Records from a data collection:

= = = = = = =

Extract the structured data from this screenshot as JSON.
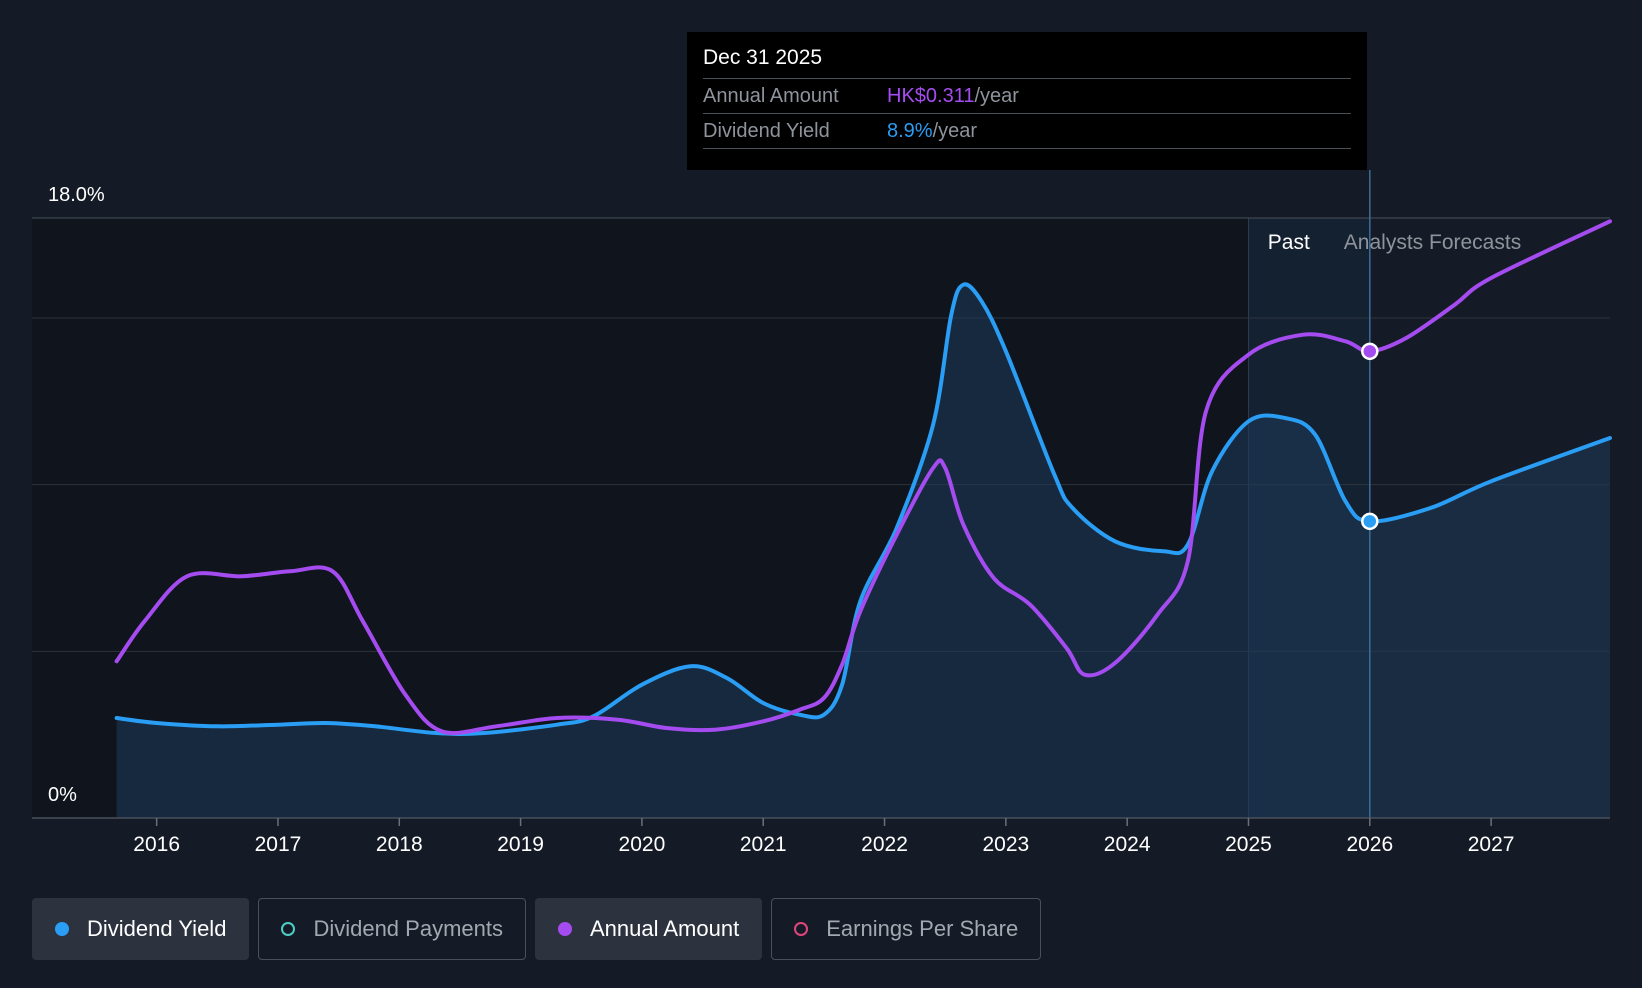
{
  "tooltip": {
    "date": "Dec 31 2025",
    "annual_amount_label": "Annual Amount",
    "annual_amount_value": "HK$0.311",
    "annual_amount_unit": "/year",
    "dividend_yield_label": "Dividend Yield",
    "dividend_yield_value": "8.9%",
    "dividend_yield_unit": "/year"
  },
  "legend": [
    {
      "label": "Dividend Yield",
      "color": "#2a9df4",
      "style": "filled",
      "active": true
    },
    {
      "label": "Dividend Payments",
      "color": "#4ecdc4",
      "style": "hollow",
      "active": false
    },
    {
      "label": "Annual Amount",
      "color": "#a54cf0",
      "style": "filled",
      "active": true
    },
    {
      "label": "Earnings Per Share",
      "color": "#e0457b",
      "style": "hollow",
      "active": false
    }
  ],
  "colors": {
    "background": "#151b26",
    "dividend_yield": "#2a9df4",
    "annual_amount": "#a54cf0",
    "grid": "#3a404a"
  },
  "chart_data": {
    "type": "line",
    "y_tick_labels": [
      "18.0%",
      "0%"
    ],
    "ylim": [
      0,
      18
    ],
    "xlim": [
      2015.5,
      2027.98
    ],
    "x_tick_labels": [
      "2016",
      "2017",
      "2018",
      "2019",
      "2020",
      "2021",
      "2022",
      "2023",
      "2024",
      "2025",
      "2026",
      "2027"
    ],
    "x_ticks": [
      2016,
      2017,
      2018,
      2019,
      2020,
      2021,
      2022,
      2023,
      2024,
      2025,
      2026,
      2027
    ],
    "grid_values": [
      5,
      10,
      15,
      18
    ],
    "grid": true,
    "region_labels": {
      "past": "Past",
      "forecast": "Analysts Forecasts"
    },
    "past_shade": [
      2025.0,
      2026.0
    ],
    "forecast_start": 2026.0,
    "highlight_x": 2026.0,
    "series": [
      {
        "name": "Dividend Yield",
        "unit": "% per year",
        "filled": true,
        "points": [
          [
            2015.67,
            3.0
          ],
          [
            2016.0,
            2.85
          ],
          [
            2016.5,
            2.75
          ],
          [
            2017.0,
            2.8
          ],
          [
            2017.4,
            2.85
          ],
          [
            2017.8,
            2.75
          ],
          [
            2018.3,
            2.55
          ],
          [
            2018.7,
            2.55
          ],
          [
            2019.3,
            2.8
          ],
          [
            2019.6,
            3.05
          ],
          [
            2020.0,
            4.0
          ],
          [
            2020.4,
            4.55
          ],
          [
            2020.7,
            4.2
          ],
          [
            2021.0,
            3.45
          ],
          [
            2021.3,
            3.1
          ],
          [
            2021.5,
            3.1
          ],
          [
            2021.65,
            4.0
          ],
          [
            2021.8,
            6.5
          ],
          [
            2022.1,
            8.7
          ],
          [
            2022.4,
            11.8
          ],
          [
            2022.55,
            15.1
          ],
          [
            2022.65,
            16.0
          ],
          [
            2022.8,
            15.5
          ],
          [
            2023.0,
            14.0
          ],
          [
            2023.4,
            10.3
          ],
          [
            2023.55,
            9.3
          ],
          [
            2023.9,
            8.3
          ],
          [
            2024.3,
            8.0
          ],
          [
            2024.5,
            8.2
          ],
          [
            2024.7,
            10.4
          ],
          [
            2025.0,
            11.9
          ],
          [
            2025.3,
            12.0
          ],
          [
            2025.55,
            11.5
          ],
          [
            2025.8,
            9.5
          ],
          [
            2026.0,
            8.9
          ],
          [
            2026.5,
            9.3
          ],
          [
            2027.0,
            10.1
          ],
          [
            2027.98,
            11.4
          ]
        ]
      },
      {
        "name": "Annual Amount",
        "unit": "HK$ per year",
        "filled": false,
        "points": [
          [
            2015.67,
            4.7
          ],
          [
            2015.9,
            5.9
          ],
          [
            2016.25,
            7.25
          ],
          [
            2016.7,
            7.25
          ],
          [
            2017.1,
            7.4
          ],
          [
            2017.45,
            7.4
          ],
          [
            2017.7,
            5.9
          ],
          [
            2018.05,
            3.7
          ],
          [
            2018.35,
            2.6
          ],
          [
            2018.8,
            2.75
          ],
          [
            2019.3,
            3.0
          ],
          [
            2019.8,
            2.95
          ],
          [
            2020.2,
            2.7
          ],
          [
            2020.6,
            2.65
          ],
          [
            2021.0,
            2.9
          ],
          [
            2021.3,
            3.25
          ],
          [
            2021.5,
            3.6
          ],
          [
            2021.65,
            4.6
          ],
          [
            2021.8,
            6.2
          ],
          [
            2022.1,
            8.5
          ],
          [
            2022.4,
            10.5
          ],
          [
            2022.5,
            10.5
          ],
          [
            2022.65,
            8.8
          ],
          [
            2022.9,
            7.2
          ],
          [
            2023.2,
            6.4
          ],
          [
            2023.5,
            5.1
          ],
          [
            2023.65,
            4.3
          ],
          [
            2023.9,
            4.65
          ],
          [
            2024.25,
            6.1
          ],
          [
            2024.5,
            7.7
          ],
          [
            2024.65,
            12.2
          ],
          [
            2025.0,
            13.9
          ],
          [
            2025.45,
            14.5
          ],
          [
            2025.8,
            14.3
          ],
          [
            2026.0,
            14.0
          ],
          [
            2026.3,
            14.4
          ],
          [
            2026.7,
            15.4
          ],
          [
            2027.0,
            16.2
          ],
          [
            2027.98,
            17.9
          ]
        ]
      }
    ]
  }
}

= = = = = = =

- PROBLEM -
From the listing above, print every entry precisely and drop the pictures.

- WRITTEN SOLUTION -
Extract the structured data from this screenshot as JSON.
{
  "tooltip": {
    "date": "Dec 31 2025",
    "annual_amount_label": "Annual Amount",
    "annual_amount_value": "HK$0.311",
    "annual_amount_unit": "/year",
    "dividend_yield_label": "Dividend Yield",
    "dividend_yield_value": "8.9%",
    "dividend_yield_unit": "/year"
  },
  "legend": [
    {
      "label": "Dividend Yield",
      "color": "#2a9df4",
      "style": "filled",
      "active": true
    },
    {
      "label": "Dividend Payments",
      "color": "#4ecdc4",
      "style": "hollow",
      "active": false
    },
    {
      "label": "Annual Amount",
      "color": "#a54cf0",
      "style": "filled",
      "active": true
    },
    {
      "label": "Earnings Per Share",
      "color": "#e0457b",
      "style": "hollow",
      "active": false
    }
  ],
  "colors": {
    "background": "#151b26",
    "dividend_yield": "#2a9df4",
    "annual_amount": "#a54cf0",
    "grid": "#3a404a"
  },
  "chart_data": {
    "type": "line",
    "y_tick_labels": [
      "18.0%",
      "0%"
    ],
    "ylim": [
      0,
      18
    ],
    "xlim": [
      2015.5,
      2027.98
    ],
    "x_tick_labels": [
      "2016",
      "2017",
      "2018",
      "2019",
      "2020",
      "2021",
      "2022",
      "2023",
      "2024",
      "2025",
      "2026",
      "2027"
    ],
    "x_ticks": [
      2016,
      2017,
      2018,
      2019,
      2020,
      2021,
      2022,
      2023,
      2024,
      2025,
      2026,
      2027
    ],
    "grid_values": [
      5,
      10,
      15,
      18
    ],
    "grid": true,
    "region_labels": {
      "past": "Past",
      "forecast": "Analysts Forecasts"
    },
    "past_shade": [
      2025.0,
      2026.0
    ],
    "forecast_start": 2026.0,
    "highlight_x": 2026.0,
    "series": [
      {
        "name": "Dividend Yield",
        "unit": "% per year",
        "filled": true,
        "points": [
          [
            2015.67,
            3.0
          ],
          [
            2016.0,
            2.85
          ],
          [
            2016.5,
            2.75
          ],
          [
            2017.0,
            2.8
          ],
          [
            2017.4,
            2.85
          ],
          [
            2017.8,
            2.75
          ],
          [
            2018.3,
            2.55
          ],
          [
            2018.7,
            2.55
          ],
          [
            2019.3,
            2.8
          ],
          [
            2019.6,
            3.05
          ],
          [
            2020.0,
            4.0
          ],
          [
            2020.4,
            4.55
          ],
          [
            2020.7,
            4.2
          ],
          [
            2021.0,
            3.45
          ],
          [
            2021.3,
            3.1
          ],
          [
            2021.5,
            3.1
          ],
          [
            2021.65,
            4.0
          ],
          [
            2021.8,
            6.5
          ],
          [
            2022.1,
            8.7
          ],
          [
            2022.4,
            11.8
          ],
          [
            2022.55,
            15.1
          ],
          [
            2022.65,
            16.0
          ],
          [
            2022.8,
            15.5
          ],
          [
            2023.0,
            14.0
          ],
          [
            2023.4,
            10.3
          ],
          [
            2023.55,
            9.3
          ],
          [
            2023.9,
            8.3
          ],
          [
            2024.3,
            8.0
          ],
          [
            2024.5,
            8.2
          ],
          [
            2024.7,
            10.4
          ],
          [
            2025.0,
            11.9
          ],
          [
            2025.3,
            12.0
          ],
          [
            2025.55,
            11.5
          ],
          [
            2025.8,
            9.5
          ],
          [
            2026.0,
            8.9
          ],
          [
            2026.5,
            9.3
          ],
          [
            2027.0,
            10.1
          ],
          [
            2027.98,
            11.4
          ]
        ]
      },
      {
        "name": "Annual Amount",
        "unit": "HK$ per year",
        "filled": false,
        "points": [
          [
            2015.67,
            4.7
          ],
          [
            2015.9,
            5.9
          ],
          [
            2016.25,
            7.25
          ],
          [
            2016.7,
            7.25
          ],
          [
            2017.1,
            7.4
          ],
          [
            2017.45,
            7.4
          ],
          [
            2017.7,
            5.9
          ],
          [
            2018.05,
            3.7
          ],
          [
            2018.35,
            2.6
          ],
          [
            2018.8,
            2.75
          ],
          [
            2019.3,
            3.0
          ],
          [
            2019.8,
            2.95
          ],
          [
            2020.2,
            2.7
          ],
          [
            2020.6,
            2.65
          ],
          [
            2021.0,
            2.9
          ],
          [
            2021.3,
            3.25
          ],
          [
            2021.5,
            3.6
          ],
          [
            2021.65,
            4.6
          ],
          [
            2021.8,
            6.2
          ],
          [
            2022.1,
            8.5
          ],
          [
            2022.4,
            10.5
          ],
          [
            2022.5,
            10.5
          ],
          [
            2022.65,
            8.8
          ],
          [
            2022.9,
            7.2
          ],
          [
            2023.2,
            6.4
          ],
          [
            2023.5,
            5.1
          ],
          [
            2023.65,
            4.3
          ],
          [
            2023.9,
            4.65
          ],
          [
            2024.25,
            6.1
          ],
          [
            2024.5,
            7.7
          ],
          [
            2024.65,
            12.2
          ],
          [
            2025.0,
            13.9
          ],
          [
            2025.45,
            14.5
          ],
          [
            2025.8,
            14.3
          ],
          [
            2026.0,
            14.0
          ],
          [
            2026.3,
            14.4
          ],
          [
            2026.7,
            15.4
          ],
          [
            2027.0,
            16.2
          ],
          [
            2027.98,
            17.9
          ]
        ]
      }
    ]
  }
}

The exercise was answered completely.